BEGIN Records provided
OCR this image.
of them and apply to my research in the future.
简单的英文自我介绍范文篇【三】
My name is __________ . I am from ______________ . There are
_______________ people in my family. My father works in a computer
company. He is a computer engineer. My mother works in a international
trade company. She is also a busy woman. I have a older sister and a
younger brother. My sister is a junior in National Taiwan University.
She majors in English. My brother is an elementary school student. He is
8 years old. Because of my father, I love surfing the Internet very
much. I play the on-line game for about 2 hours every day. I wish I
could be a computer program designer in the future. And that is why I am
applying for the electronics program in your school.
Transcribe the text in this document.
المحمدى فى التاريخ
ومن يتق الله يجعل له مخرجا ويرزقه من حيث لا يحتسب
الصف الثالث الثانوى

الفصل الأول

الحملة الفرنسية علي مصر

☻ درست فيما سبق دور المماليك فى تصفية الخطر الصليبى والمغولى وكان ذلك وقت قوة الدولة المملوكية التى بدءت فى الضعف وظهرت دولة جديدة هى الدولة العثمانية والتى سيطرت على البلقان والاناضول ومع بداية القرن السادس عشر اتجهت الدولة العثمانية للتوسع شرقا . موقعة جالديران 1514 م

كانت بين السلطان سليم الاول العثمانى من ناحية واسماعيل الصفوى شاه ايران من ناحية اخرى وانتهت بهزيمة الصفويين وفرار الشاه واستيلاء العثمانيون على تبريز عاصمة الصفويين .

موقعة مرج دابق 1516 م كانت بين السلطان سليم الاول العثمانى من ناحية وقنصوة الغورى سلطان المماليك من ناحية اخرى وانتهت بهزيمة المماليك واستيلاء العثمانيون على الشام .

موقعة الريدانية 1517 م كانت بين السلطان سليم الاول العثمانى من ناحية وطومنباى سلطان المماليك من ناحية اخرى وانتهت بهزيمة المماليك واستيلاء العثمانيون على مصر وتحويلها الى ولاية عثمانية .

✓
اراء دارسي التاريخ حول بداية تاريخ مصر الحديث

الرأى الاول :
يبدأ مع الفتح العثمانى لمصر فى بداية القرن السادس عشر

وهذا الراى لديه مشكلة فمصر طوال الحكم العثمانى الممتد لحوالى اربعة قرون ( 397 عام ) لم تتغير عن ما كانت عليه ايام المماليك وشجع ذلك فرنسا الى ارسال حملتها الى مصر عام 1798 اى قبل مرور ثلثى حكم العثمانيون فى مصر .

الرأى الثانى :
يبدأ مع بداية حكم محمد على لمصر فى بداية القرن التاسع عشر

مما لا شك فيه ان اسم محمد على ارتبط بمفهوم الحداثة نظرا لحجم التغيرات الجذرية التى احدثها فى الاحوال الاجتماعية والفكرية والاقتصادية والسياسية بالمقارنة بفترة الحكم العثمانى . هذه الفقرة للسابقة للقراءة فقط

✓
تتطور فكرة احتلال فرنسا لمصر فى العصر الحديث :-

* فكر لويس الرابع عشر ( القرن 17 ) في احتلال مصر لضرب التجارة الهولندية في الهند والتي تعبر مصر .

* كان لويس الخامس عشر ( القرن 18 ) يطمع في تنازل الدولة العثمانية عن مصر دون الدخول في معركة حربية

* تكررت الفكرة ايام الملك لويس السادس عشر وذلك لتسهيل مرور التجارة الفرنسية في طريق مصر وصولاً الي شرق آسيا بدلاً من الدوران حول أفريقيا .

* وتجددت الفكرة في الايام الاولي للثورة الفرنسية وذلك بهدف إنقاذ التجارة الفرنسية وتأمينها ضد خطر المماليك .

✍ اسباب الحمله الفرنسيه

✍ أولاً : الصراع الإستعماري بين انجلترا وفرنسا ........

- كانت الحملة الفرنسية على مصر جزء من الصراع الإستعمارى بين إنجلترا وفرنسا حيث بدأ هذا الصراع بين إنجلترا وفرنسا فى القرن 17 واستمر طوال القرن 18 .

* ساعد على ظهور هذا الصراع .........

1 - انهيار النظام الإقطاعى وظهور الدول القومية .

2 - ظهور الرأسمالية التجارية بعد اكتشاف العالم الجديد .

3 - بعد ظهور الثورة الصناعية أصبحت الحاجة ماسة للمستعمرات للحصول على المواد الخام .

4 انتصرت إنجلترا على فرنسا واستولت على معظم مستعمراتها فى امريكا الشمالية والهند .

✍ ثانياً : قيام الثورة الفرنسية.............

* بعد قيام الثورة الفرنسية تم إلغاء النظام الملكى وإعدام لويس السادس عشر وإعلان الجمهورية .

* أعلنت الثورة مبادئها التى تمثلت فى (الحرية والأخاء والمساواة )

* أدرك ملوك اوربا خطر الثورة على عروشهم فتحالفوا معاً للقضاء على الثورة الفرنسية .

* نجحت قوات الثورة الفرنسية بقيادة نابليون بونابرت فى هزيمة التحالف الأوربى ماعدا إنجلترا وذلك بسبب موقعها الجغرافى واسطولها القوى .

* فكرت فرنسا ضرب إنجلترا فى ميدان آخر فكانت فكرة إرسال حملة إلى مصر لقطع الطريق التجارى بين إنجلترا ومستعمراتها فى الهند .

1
END Records provided
** Task requirements **
Show every line that contains the word "الحديث".

** Reply **
اراء دارسي التاريخ حول بداية تاريخ مصر الحديث
تتطور فكرة احتلال فرنسا لمصر فى العصر الحديث :-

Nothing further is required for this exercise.